::: Data for the task :::

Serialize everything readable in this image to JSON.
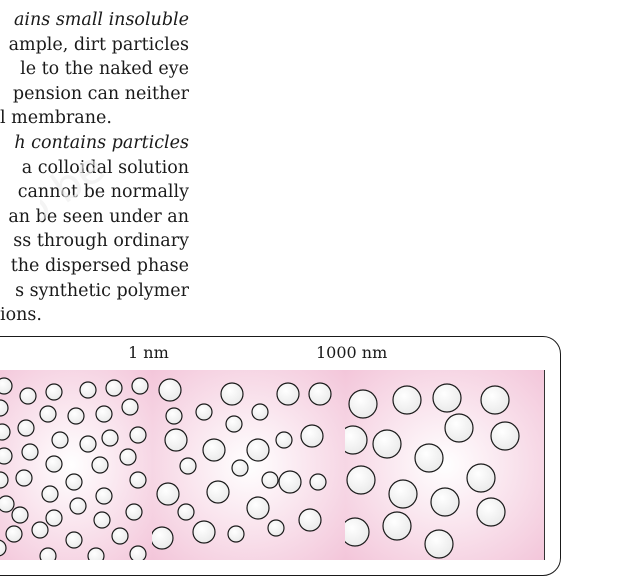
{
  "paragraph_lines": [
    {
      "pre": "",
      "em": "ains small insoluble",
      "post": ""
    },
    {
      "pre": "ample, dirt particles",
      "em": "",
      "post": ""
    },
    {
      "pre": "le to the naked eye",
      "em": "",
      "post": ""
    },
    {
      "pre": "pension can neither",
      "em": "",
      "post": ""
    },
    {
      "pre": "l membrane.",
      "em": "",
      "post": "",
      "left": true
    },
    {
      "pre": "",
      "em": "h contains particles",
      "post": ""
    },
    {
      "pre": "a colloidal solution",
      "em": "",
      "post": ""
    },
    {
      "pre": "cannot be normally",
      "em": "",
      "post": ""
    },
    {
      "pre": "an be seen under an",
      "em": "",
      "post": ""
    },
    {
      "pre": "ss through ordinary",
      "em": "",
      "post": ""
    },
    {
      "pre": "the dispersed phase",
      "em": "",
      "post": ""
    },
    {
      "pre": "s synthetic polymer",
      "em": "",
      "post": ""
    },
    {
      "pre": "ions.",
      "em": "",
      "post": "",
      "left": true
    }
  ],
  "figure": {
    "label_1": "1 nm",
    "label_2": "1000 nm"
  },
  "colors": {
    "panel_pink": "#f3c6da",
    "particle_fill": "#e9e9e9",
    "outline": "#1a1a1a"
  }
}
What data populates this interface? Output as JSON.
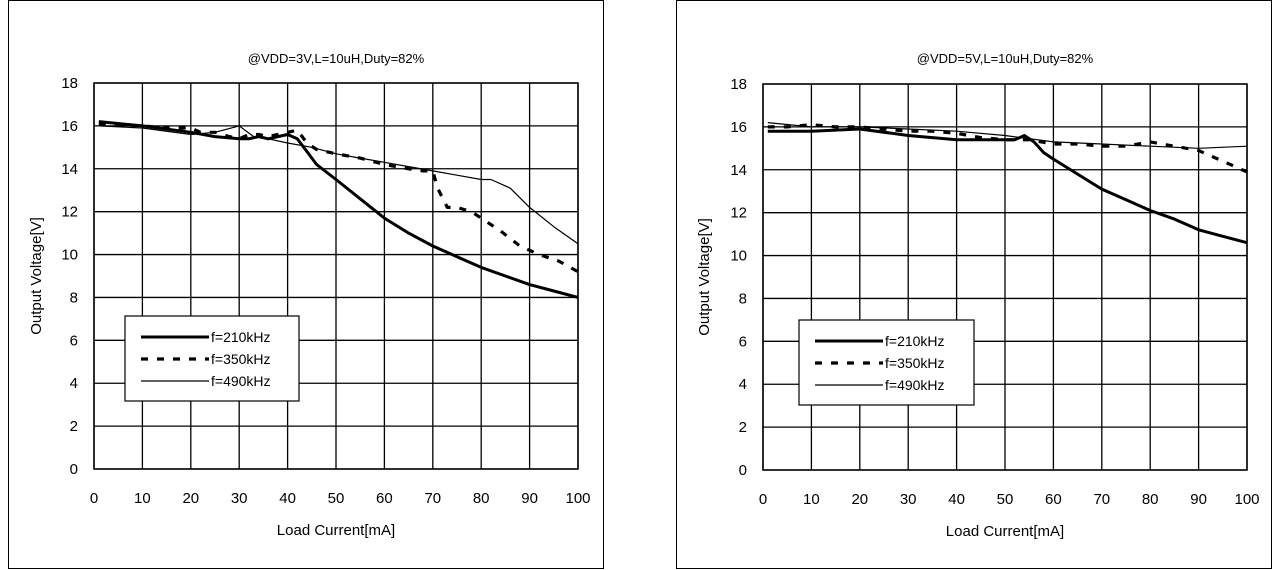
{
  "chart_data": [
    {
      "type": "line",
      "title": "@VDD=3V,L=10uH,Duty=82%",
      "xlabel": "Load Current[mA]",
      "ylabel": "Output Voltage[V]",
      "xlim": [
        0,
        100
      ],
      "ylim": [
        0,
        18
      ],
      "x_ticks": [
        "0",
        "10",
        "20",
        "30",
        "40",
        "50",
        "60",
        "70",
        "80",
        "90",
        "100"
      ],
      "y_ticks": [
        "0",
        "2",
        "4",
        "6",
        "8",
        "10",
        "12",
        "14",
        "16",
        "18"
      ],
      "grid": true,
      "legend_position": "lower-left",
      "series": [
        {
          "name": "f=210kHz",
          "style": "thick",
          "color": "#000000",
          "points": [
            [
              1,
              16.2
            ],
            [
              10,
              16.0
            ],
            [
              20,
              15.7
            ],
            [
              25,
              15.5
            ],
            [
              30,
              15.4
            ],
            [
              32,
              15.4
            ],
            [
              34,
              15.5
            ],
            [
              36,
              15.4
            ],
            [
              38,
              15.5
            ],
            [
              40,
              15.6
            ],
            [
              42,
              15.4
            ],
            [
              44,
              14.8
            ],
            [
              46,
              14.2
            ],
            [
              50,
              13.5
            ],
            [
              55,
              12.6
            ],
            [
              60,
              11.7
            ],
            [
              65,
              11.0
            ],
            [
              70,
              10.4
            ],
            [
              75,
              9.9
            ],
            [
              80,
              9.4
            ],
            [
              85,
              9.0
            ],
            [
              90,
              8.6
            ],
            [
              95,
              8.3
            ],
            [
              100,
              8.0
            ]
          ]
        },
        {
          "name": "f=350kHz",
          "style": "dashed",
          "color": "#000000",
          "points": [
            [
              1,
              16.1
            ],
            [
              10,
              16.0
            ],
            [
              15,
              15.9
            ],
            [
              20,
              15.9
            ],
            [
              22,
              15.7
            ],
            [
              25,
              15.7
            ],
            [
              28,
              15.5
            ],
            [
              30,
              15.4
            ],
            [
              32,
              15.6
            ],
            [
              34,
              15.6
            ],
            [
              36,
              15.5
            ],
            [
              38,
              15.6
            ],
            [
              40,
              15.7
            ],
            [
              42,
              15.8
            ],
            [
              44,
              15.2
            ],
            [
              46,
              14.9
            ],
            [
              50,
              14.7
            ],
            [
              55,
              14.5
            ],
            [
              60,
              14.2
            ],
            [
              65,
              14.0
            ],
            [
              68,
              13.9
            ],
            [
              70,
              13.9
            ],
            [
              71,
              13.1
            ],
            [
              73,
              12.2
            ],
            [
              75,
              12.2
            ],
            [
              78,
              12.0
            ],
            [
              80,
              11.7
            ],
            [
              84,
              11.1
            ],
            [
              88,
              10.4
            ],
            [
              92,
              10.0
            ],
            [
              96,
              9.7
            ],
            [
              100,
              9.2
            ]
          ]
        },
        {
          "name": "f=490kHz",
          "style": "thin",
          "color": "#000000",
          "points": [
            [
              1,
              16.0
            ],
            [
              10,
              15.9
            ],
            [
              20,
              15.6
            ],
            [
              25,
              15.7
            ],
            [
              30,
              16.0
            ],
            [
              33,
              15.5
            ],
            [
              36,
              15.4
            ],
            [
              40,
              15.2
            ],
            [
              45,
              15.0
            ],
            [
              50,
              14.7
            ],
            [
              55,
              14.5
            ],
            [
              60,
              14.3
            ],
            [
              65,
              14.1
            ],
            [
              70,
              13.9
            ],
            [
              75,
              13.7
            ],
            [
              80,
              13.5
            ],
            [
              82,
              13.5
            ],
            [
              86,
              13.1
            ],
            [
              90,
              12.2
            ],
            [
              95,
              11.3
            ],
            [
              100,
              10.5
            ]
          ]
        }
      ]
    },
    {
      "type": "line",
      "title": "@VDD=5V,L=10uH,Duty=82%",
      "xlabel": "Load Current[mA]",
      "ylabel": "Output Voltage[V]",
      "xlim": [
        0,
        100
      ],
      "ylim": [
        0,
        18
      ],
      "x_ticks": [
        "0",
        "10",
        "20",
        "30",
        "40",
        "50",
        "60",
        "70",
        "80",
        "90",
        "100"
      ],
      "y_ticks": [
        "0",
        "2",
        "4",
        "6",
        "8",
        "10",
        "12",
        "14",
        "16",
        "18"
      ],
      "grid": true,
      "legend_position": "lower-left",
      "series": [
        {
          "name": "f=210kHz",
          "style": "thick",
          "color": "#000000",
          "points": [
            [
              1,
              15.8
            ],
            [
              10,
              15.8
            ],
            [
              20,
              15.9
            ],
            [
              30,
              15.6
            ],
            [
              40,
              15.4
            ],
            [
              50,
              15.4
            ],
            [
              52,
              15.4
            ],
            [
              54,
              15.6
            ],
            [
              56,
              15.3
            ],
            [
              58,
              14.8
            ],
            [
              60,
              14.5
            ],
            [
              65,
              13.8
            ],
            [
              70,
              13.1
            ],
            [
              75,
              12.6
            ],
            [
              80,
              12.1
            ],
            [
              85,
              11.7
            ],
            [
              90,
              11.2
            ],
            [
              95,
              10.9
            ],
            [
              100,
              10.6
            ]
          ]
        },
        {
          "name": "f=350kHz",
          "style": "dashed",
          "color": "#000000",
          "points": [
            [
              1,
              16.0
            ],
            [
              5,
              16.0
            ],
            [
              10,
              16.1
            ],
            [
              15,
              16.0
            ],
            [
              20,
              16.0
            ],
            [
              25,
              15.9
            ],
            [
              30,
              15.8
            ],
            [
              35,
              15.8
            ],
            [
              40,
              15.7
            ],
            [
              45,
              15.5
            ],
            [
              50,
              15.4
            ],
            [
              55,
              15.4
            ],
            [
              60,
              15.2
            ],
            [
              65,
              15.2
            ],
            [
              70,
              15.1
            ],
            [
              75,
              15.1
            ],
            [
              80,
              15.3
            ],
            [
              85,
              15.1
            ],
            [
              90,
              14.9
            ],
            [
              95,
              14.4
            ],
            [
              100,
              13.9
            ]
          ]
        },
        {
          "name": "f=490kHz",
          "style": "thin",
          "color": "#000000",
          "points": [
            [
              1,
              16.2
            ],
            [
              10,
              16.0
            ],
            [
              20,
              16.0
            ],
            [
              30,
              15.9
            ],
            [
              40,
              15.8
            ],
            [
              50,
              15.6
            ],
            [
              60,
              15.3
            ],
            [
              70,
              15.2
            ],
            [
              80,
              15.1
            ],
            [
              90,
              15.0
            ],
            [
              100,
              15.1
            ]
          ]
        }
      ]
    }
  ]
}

:::

Work instructions:
Return every line in the listing that contains the word "particles".

Reply to the exercise:
      "pre": "ample, dirt particles",
      "em": "h contains particles",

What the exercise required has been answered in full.